Objective →
Copy out each line below that contains the string "point". Case counts, so match capital and lowercase letters as given.

** start of Exercise material **

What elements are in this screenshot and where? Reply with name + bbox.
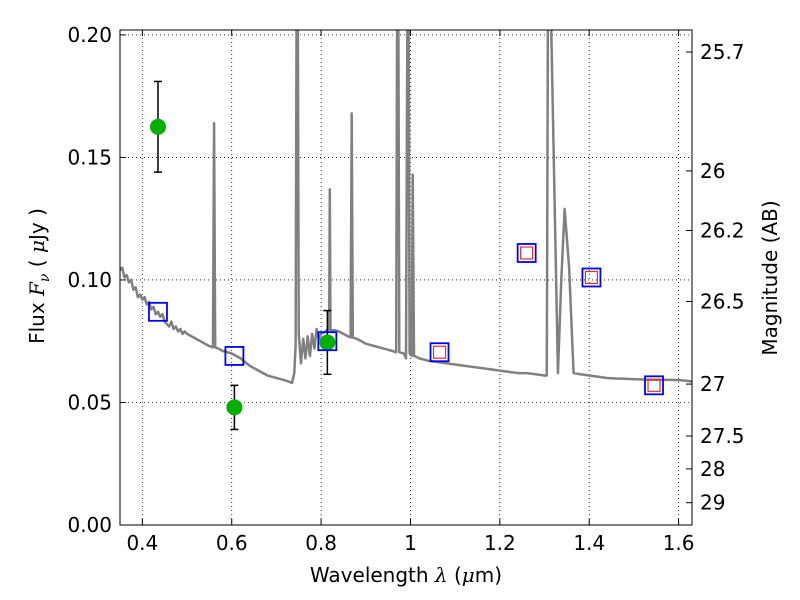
y-tick-label: 0.15 (67, 145, 112, 169)
model-square (224, 346, 245, 366)
plot-frame (119, 29, 693, 526)
x-tick-label: 0.4 (126, 531, 158, 555)
y-tick-label: 0.00 (67, 513, 112, 537)
mag-tick-label: 29 (700, 491, 725, 515)
model-square (516, 243, 537, 263)
y-tick-label: 0.20 (67, 23, 112, 47)
error-bars (148, 80, 664, 431)
plot-area (120, 30, 692, 385)
model-square-inner (647, 378, 661, 392)
mag-tick-label: 27.5 (700, 424, 745, 448)
model-square (581, 267, 602, 288)
observed-point (149, 118, 166, 135)
x-tick-label: 0.8 (305, 531, 337, 555)
x-tick-label: 1.4 (573, 531, 605, 555)
x-tick-label: 1.6 (663, 531, 695, 555)
y-tick-label: 0.05 (67, 390, 112, 414)
observed-point (226, 399, 243, 416)
mag-tick-label: 27 (700, 372, 725, 396)
y-tick-label: 0.10 (67, 268, 112, 292)
model-square (429, 342, 450, 363)
observed-point (319, 334, 336, 351)
mag-tick-label: 25.7 (700, 40, 745, 64)
x-tick-label: 1.2 (484, 531, 516, 555)
axes: 0.4 0.6 0.8 1 1.2 1.4 1.6 0.00 0.05 0.10 0.15 0.20 2… (67, 23, 744, 555)
mag-tick-label: 26.5 (700, 290, 745, 314)
model-square-inner (584, 270, 599, 285)
x-tick-label: 1 (404, 531, 417, 555)
x-tick-label: 0.6 (216, 531, 248, 555)
x-axis-label: Wavelength λ (μm) (310, 563, 502, 587)
y-axis-label: Flux Fν ( μJy ) (25, 208, 53, 344)
model-square-inner (520, 246, 534, 260)
mag-tick-label: 26.2 (700, 218, 745, 242)
mag-tick-label: 28 (700, 457, 725, 481)
model-square (317, 331, 338, 352)
model-square (148, 301, 168, 322)
spectrum-line (120, 30, 692, 385)
model-square-inner (432, 345, 447, 359)
mag-tick-label: 26 (700, 159, 725, 183)
model-square (644, 375, 664, 396)
y2-axis-label: Magnitude (AB) (758, 200, 782, 355)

** end of Exercise material **

Written solution →
observed-point (149, 118, 166, 135)
observed-point (226, 399, 243, 416)
observed-point (319, 334, 336, 351)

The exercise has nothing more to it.